__Exercise objective__: Copy the listing below back out word for word, leaving out the pictures.

__Data for the task__:
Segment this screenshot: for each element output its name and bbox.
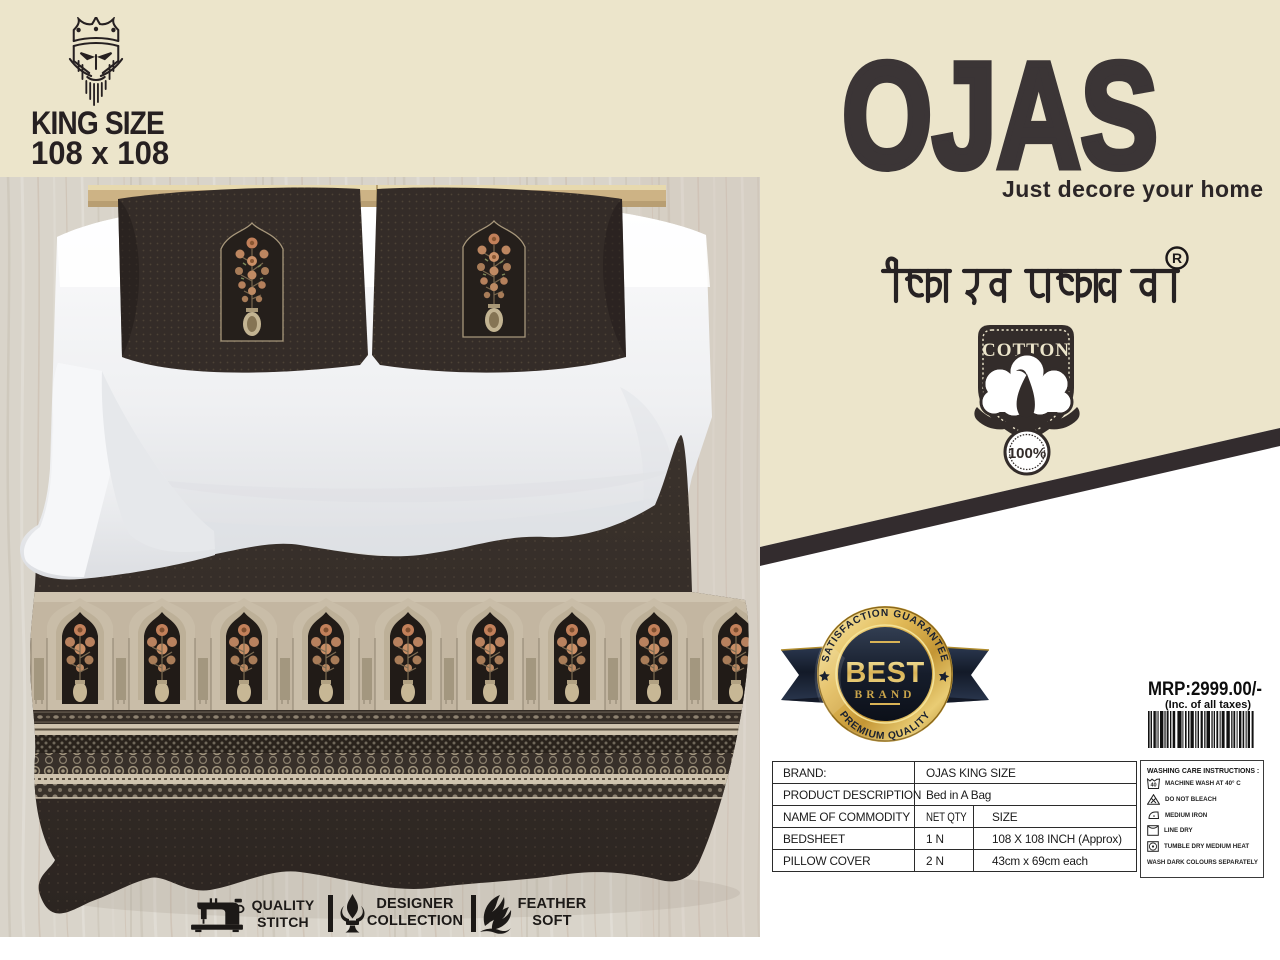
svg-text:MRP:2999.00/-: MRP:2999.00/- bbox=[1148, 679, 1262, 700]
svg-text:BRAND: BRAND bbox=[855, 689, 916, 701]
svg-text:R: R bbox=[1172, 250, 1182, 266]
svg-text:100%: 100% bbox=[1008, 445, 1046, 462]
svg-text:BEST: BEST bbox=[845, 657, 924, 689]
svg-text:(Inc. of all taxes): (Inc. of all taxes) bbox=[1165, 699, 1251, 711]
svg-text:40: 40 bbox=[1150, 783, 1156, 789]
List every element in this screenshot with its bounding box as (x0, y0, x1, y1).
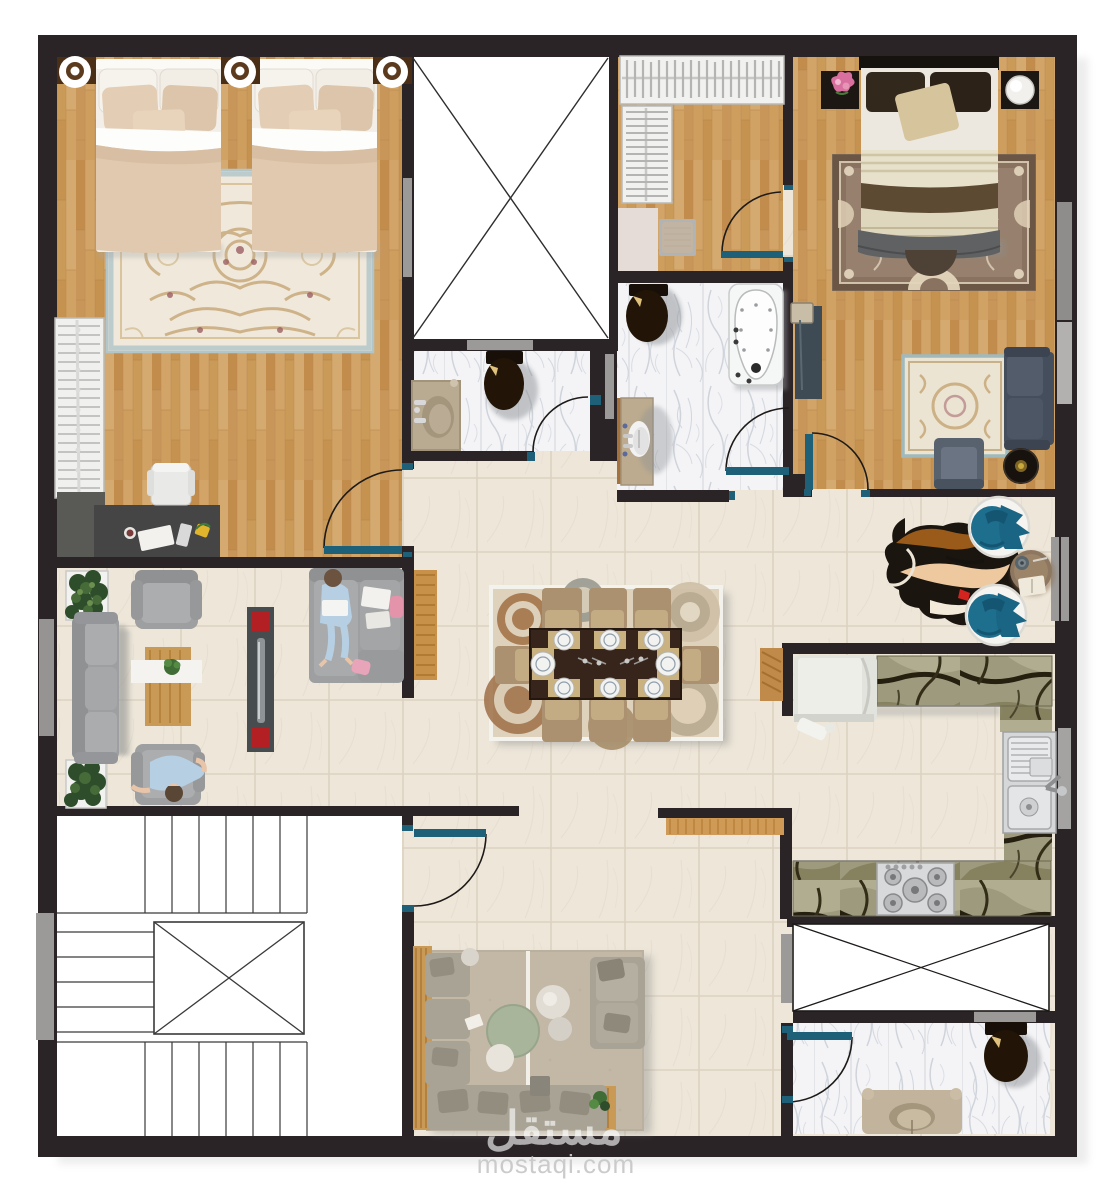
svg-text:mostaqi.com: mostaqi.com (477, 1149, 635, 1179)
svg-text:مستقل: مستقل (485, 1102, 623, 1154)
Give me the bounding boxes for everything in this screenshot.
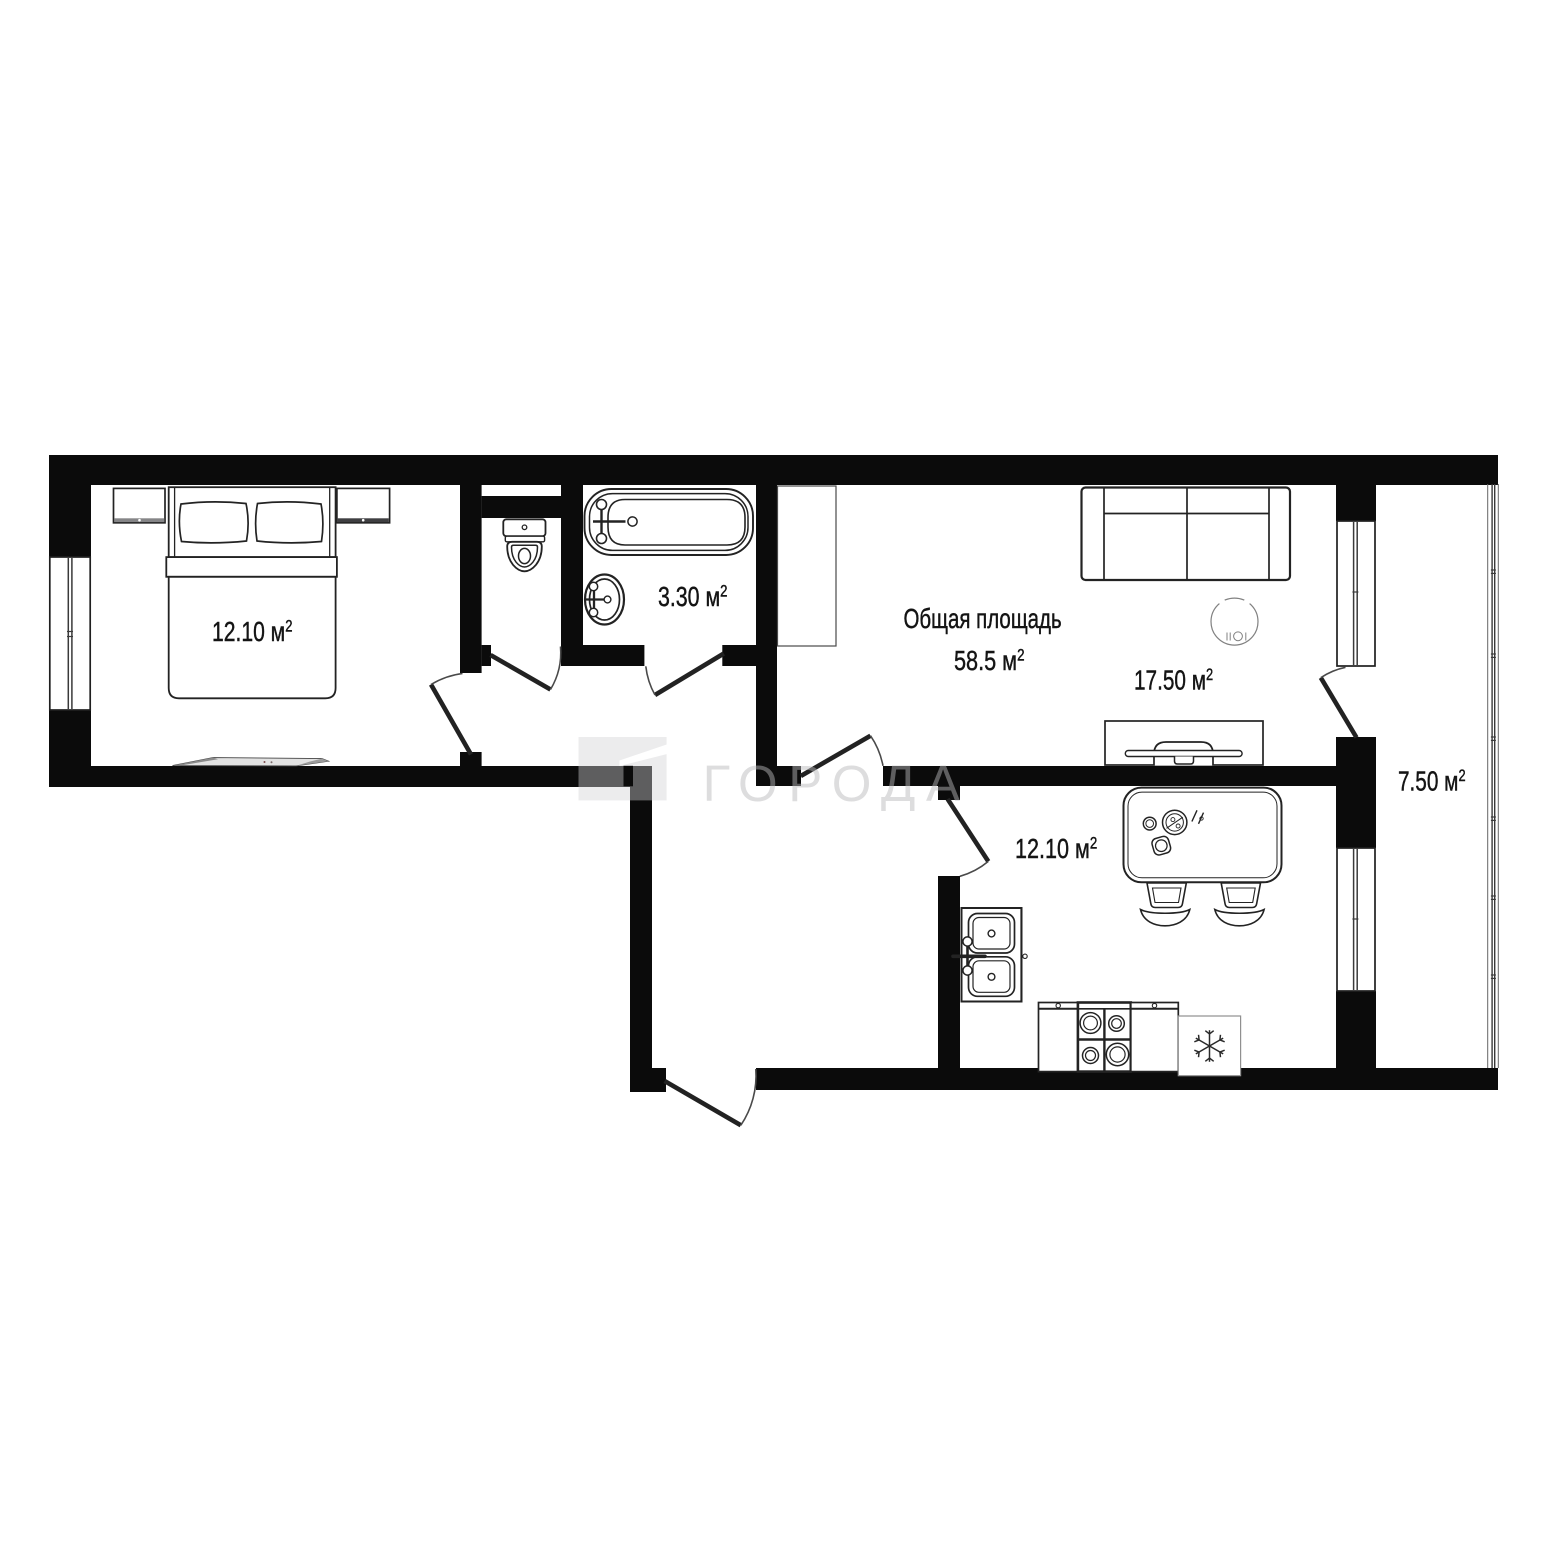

__Finished answer__:
Segment this screenshot: for each element output its name and bbox.
svg-text:MRP:2999.00/-: MRP:2999.00/- bbox=[1148, 679, 1262, 700]
svg-text:BRAND: BRAND bbox=[855, 689, 916, 701]
svg-text:R: R bbox=[1172, 250, 1182, 266]
svg-text:100%: 100% bbox=[1008, 445, 1046, 462]
svg-text:BEST: BEST bbox=[845, 657, 924, 689]
svg-text:(Inc. of all taxes): (Inc. of all taxes) bbox=[1165, 699, 1251, 711]
svg-text:40: 40 bbox=[1150, 783, 1156, 789]
List every element in this screenshot with its bounding box as (x0, y0, x1, y1).
svg-text:mostaqi.com: mostaqi.com (477, 1149, 635, 1179)
svg-text:مستقل: مستقل (485, 1102, 623, 1154)
Give me the bounding boxes for everything in this screenshot.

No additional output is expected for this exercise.